Leaving out every picture, quote the data below exactly as it appears.
::: RECORDS SHOWN :::
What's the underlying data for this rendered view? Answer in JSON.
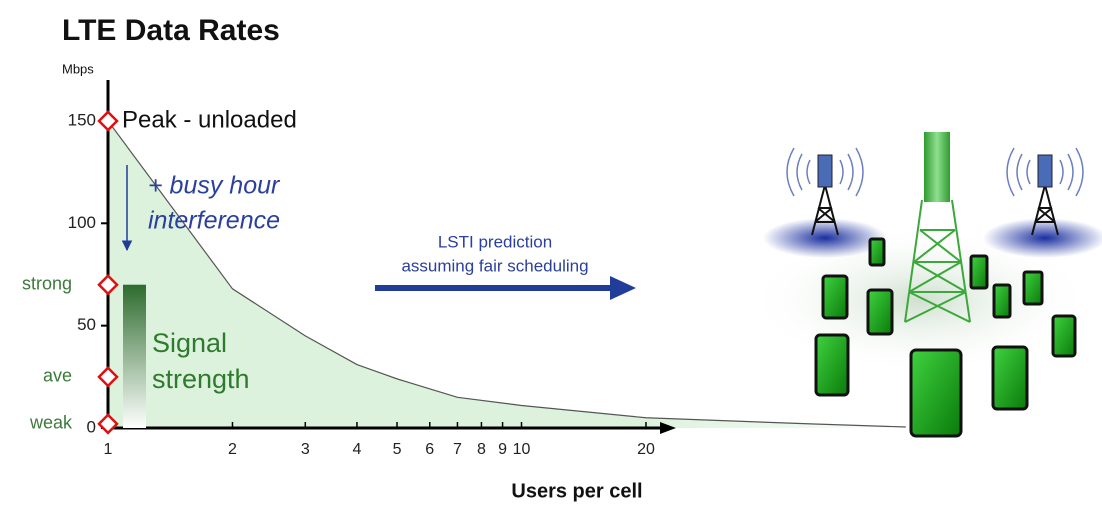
{
  "chart_data": {
    "type": "area",
    "title": "LTE Data Rates",
    "y_unit": "Mbps",
    "x_label": "Users per cell",
    "x_scale": "log",
    "xlim": [
      1,
      100
    ],
    "ylim": [
      0,
      170
    ],
    "xticks": [
      1,
      2,
      3,
      4,
      5,
      6,
      7,
      8,
      9,
      10,
      20
    ],
    "yticks": [
      0,
      50,
      100,
      150
    ],
    "signal_levels": [
      {
        "value": 70,
        "label": "strong"
      },
      {
        "value": 25,
        "label": "ave"
      },
      {
        "value": 2,
        "label": "weak"
      }
    ],
    "x": [
      1,
      2,
      3,
      4,
      5,
      7,
      10,
      20,
      50,
      85
    ],
    "series": [
      {
        "name": "Peak - unloaded",
        "color": "#dcf2dc",
        "line_color": "#555555",
        "values": [
          150,
          68,
          45,
          31,
          24,
          15,
          11,
          5,
          2,
          0.5
        ]
      }
    ],
    "annotations": [
      {
        "lines": [
          "+ busy hour",
          "interference"
        ]
      },
      {
        "lines": [
          "LSTI prediction",
          "assuming fair scheduling"
        ]
      },
      {
        "lines": [
          "Signal",
          "strength"
        ]
      }
    ]
  }
}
:::
**CORRECT OUTPUT**
What's the underlying data for this rendered view? Answer in JSON.
{
  "chart_data": {
    "type": "area",
    "title": "LTE Data Rates",
    "y_unit": "Mbps",
    "x_label": "Users per cell",
    "x_scale": "log",
    "xlim": [
      1,
      100
    ],
    "ylim": [
      0,
      170
    ],
    "xticks": [
      1,
      2,
      3,
      4,
      5,
      6,
      7,
      8,
      9,
      10,
      20
    ],
    "yticks": [
      0,
      50,
      100,
      150
    ],
    "signal_levels": [
      {
        "value": 70,
        "label": "strong"
      },
      {
        "value": 25,
        "label": "ave"
      },
      {
        "value": 2,
        "label": "weak"
      }
    ],
    "x": [
      1,
      2,
      3,
      4,
      5,
      7,
      10,
      20,
      50,
      85
    ],
    "series": [
      {
        "name": "Peak - unloaded",
        "color": "#dcf2dc",
        "line_color": "#555555",
        "values": [
          150,
          68,
          45,
          31,
          24,
          15,
          11,
          5,
          2,
          0.5
        ]
      }
    ],
    "annotations": [
      {
        "lines": [
          "+ busy hour",
          "interference"
        ]
      },
      {
        "lines": [
          "LSTI prediction",
          "assuming fair scheduling"
        ]
      },
      {
        "lines": [
          "Signal",
          "strength"
        ]
      }
    ]
  }
}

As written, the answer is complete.